--- Listed records ---

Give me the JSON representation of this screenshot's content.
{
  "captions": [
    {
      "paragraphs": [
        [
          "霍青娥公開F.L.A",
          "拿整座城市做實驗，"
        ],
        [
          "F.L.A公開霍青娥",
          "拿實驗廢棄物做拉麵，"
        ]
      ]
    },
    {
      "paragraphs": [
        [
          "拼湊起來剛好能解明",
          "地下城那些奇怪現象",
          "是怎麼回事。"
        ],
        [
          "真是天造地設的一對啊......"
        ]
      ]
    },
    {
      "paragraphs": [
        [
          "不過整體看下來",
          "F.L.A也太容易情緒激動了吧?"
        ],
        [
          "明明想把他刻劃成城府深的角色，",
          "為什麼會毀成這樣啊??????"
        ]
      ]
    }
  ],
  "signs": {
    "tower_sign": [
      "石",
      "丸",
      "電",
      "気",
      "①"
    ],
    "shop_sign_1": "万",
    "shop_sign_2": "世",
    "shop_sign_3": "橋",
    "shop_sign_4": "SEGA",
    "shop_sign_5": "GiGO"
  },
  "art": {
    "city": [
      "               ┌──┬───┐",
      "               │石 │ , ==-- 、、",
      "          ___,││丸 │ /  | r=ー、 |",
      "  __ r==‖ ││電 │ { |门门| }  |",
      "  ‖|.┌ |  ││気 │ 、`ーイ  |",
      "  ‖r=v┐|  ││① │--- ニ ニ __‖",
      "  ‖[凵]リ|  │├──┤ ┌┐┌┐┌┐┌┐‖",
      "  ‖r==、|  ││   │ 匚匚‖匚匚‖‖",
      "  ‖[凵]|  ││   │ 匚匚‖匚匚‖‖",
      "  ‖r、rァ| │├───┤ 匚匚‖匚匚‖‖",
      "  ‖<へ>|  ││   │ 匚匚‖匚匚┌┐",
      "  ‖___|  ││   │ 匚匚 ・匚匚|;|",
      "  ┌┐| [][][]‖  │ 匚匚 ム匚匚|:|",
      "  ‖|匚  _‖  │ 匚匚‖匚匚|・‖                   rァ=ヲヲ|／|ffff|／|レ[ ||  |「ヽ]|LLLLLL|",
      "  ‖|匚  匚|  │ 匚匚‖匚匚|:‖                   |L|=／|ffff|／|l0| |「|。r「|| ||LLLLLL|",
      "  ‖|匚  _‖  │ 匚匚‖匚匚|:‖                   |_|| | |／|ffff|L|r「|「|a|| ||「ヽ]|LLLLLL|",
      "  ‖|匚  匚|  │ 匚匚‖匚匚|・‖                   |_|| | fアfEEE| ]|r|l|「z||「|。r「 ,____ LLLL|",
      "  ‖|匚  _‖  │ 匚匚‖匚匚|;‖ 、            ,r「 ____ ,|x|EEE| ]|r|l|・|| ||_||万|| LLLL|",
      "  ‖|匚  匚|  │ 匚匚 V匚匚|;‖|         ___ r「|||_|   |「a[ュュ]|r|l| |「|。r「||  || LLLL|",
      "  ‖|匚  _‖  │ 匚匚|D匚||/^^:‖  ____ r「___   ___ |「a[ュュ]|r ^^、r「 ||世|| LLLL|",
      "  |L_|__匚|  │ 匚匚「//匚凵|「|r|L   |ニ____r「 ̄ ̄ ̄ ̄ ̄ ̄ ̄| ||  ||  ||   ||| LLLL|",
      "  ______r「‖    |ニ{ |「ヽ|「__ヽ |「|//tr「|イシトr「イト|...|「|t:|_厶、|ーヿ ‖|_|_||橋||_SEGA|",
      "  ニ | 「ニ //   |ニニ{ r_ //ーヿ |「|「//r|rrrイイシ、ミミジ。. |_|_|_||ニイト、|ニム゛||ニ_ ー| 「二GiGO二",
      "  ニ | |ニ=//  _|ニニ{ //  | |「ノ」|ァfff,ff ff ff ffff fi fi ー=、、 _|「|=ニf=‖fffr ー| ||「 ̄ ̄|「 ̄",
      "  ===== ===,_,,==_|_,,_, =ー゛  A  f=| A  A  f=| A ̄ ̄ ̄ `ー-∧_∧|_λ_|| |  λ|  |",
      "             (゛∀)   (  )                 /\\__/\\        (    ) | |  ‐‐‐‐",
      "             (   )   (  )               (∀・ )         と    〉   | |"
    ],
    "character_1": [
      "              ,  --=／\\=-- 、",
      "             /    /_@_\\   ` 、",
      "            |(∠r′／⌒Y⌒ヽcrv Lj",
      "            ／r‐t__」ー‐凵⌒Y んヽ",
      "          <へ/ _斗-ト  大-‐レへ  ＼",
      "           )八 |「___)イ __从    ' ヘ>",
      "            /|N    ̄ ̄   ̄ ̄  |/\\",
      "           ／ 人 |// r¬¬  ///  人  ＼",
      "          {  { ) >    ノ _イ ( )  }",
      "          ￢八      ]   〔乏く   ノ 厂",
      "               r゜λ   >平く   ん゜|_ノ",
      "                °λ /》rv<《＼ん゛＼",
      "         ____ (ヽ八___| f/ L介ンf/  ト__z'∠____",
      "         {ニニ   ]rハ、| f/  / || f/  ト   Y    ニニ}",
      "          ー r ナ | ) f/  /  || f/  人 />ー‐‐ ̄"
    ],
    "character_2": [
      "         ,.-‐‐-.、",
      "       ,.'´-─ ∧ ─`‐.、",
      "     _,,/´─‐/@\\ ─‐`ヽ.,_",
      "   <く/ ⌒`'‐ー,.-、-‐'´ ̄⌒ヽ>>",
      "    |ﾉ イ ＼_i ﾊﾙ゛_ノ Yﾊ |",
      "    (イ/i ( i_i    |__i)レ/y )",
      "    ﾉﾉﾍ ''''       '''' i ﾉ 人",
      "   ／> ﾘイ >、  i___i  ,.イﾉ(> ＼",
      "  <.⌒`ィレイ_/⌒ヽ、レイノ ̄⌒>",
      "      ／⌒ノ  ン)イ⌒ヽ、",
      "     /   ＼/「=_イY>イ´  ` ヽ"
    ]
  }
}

---

### [Short problem]
Repeat the data precisely, line by line.

### [Exercise answer]
Give me the JSON representation of this screenshot's content.
{
  "captions": [
    {
      "paragraphs": [
        [
          "霍青娥公開F.L.A",
          "拿整座城市做實驗，"
        ],
        [
          "F.L.A公開霍青娥",
          "拿實驗廢棄物做拉麵，"
        ]
      ]
    },
    {
      "paragraphs": [
        [
          "拼湊起來剛好能解明",
          "地下城那些奇怪現象",
          "是怎麼回事。"
        ],
        [
          "真是天造地設的一對啊......"
        ]
      ]
    },
    {
      "paragraphs": [
        [
          "不過整體看下來",
          "F.L.A也太容易情緒激動了吧?"
        ],
        [
          "明明想把他刻劃成城府深的角色，",
          "為什麼會毀成這樣啊??????"
        ]
      ]
    }
  ],
  "signs": {
    "tower_sign": [
      "石",
      "丸",
      "電",
      "気",
      "①"
    ],
    "shop_sign_1": "万",
    "shop_sign_2": "世",
    "shop_sign_3": "橋",
    "shop_sign_4": "SEGA",
    "shop_sign_5": "GiGO"
  },
  "art": {
    "city": [
      "               ┌──┬───┐",
      "               │石 │ , ==-- 、、",
      "          ___,││丸 │ /  | r=ー、 |",
      "  __ r==‖ ││電 │ { |门门| }  |",
      "  ‖|.┌ |  ││気 │ 、`ーイ  |",
      "  ‖r=v┐|  ││① │--- ニ ニ __‖",
      "  ‖[凵]リ|  │├──┤ ┌┐┌┐┌┐┌┐‖",
      "  ‖r==、|  ││   │ 匚匚‖匚匚‖‖",
      "  ‖[凵]|  ││   │ 匚匚‖匚匚‖‖",
      "  ‖r、rァ| │├───┤ 匚匚‖匚匚‖‖",
      "  ‖<へ>|  ││   │ 匚匚‖匚匚┌┐",
      "  ‖___|  ││   │ 匚匚 ・匚匚|;|",
      "  ┌┐| [][][]‖  │ 匚匚 ム匚匚|:|",
      "  ‖|匚  _‖  │ 匚匚‖匚匚|・‖                   rァ=ヲヲ|／|ffff|／|レ[ ||  |「ヽ]|LLLLLL|",
      "  ‖|匚  匚|  │ 匚匚‖匚匚|:‖                   |L|=／|ffff|／|l0| |「|。r「|| ||LLLLLL|",
      "  ‖|匚  _‖  │ 匚匚‖匚匚|:‖                   |_|| | |／|ffff|L|r「|「|a|| ||「ヽ]|LLLLLL|",
      "  ‖|匚  匚|  │ 匚匚‖匚匚|・‖                   |_|| | fアfEEE| ]|r|l|「z||「|。r「 ,____ LLLL|",
      "  ‖|匚  _‖  │ 匚匚‖匚匚|;‖ 、            ,r「 ____ ,|x|EEE| ]|r|l|・|| ||_||万|| LLLL|",
      "  ‖|匚  匚|  │ 匚匚 V匚匚|;‖|         ___ r「|||_|   |「a[ュュ]|r|l| |「|。r「||  || LLLL|",
      "  ‖|匚  _‖  │ 匚匚|D匚||/^^:‖  ____ r「___   ___ |「a[ュュ]|r ^^、r「 ||世|| LLLL|",
      "  |L_|__匚|  │ 匚匚「//匚凵|「|r|L   |ニ____r「 ̄ ̄ ̄ ̄ ̄ ̄ ̄| ||  ||  ||   ||| LLLL|",
      "  ______r「‖    |ニ{ |「ヽ|「__ヽ |「|//tr「|イシトr「イト|...|「|t:|_厶、|ーヿ ‖|_|_||橋||_SEGA|",
      "  ニ | 「ニ //   |ニニ{ r_ //ーヿ |「|「//r|rrrイイシ、ミミジ。. |_|_|_||ニイト、|ニム゛||ニ_ ー| 「二GiGO二",
      "  ニ | |ニ=//  _|ニニ{ //  | |「ノ」|ァfff,ff ff ff ffff fi fi ー=、、 _|「|=ニf=‖fffr ー| ||「 ̄ ̄|「 ̄",
      "  ===== ===,_,,==_|_,,_, =ー゛  A  f=| A  A  f=| A ̄ ̄ ̄ `ー-∧_∧|_λ_|| |  λ|  |",
      "             (゛∀)   (  )                 /\\__/\\        (    ) | |  ‐‐‐‐",
      "             (   )   (  )               (∀・ )         と    〉   | |"
    ],
    "character_1": [
      "              ,  --=／\\=-- 、",
      "             /    /_@_\\   ` 、",
      "            |(∠r′／⌒Y⌒ヽcrv Lj",
      "            ／r‐t__」ー‐凵⌒Y んヽ",
      "          <へ/ _斗-ト  大-‐レへ  ＼",
      "           )八 |「___)イ __从    ' ヘ>",
      "            /|N    ̄ ̄   ̄ ̄  |/\\",
      "           ／ 人 |// r¬¬  ///  人  ＼",
      "          {  { ) >    ノ _イ ( )  }",
      "          ￢八      ]   〔乏く   ノ 厂",
      "               r゜λ   >平く   ん゜|_ノ",
      "                °λ /》rv<《＼ん゛＼",
      "         ____ (ヽ八___| f/ L介ンf/  ト__z'∠____",
      "         {ニニ   ]rハ、| f/  / || f/  ト   Y    ニニ}",
      "          ー r ナ | ) f/  /  || f/  人 />ー‐‐ ̄"
    ],
    "character_2": [
      "         ,.-‐‐-.、",
      "       ,.'´-─ ∧ ─`‐.、",
      "     _,,/´─‐/@\\ ─‐`ヽ.,_",
      "   <く/ ⌒`'‐ー,.-、-‐'´ ̄⌒ヽ>>",
      "    |ﾉ イ ＼_i ﾊﾙ゛_ノ Yﾊ |",
      "    (イ/i ( i_i    |__i)レ/y )",
      "    ﾉﾉﾍ ''''       '''' i ﾉ 人",
      "   ／> ﾘイ >、  i___i  ,.イﾉ(> ＼",
      "  <.⌒`ィレイ_/⌒ヽ、レイノ ̄⌒>",
      "      ／⌒ノ  ン)イ⌒ヽ、",
      "     /   ＼/「=_イY>イ´  ` ヽ"
    ]
  }
}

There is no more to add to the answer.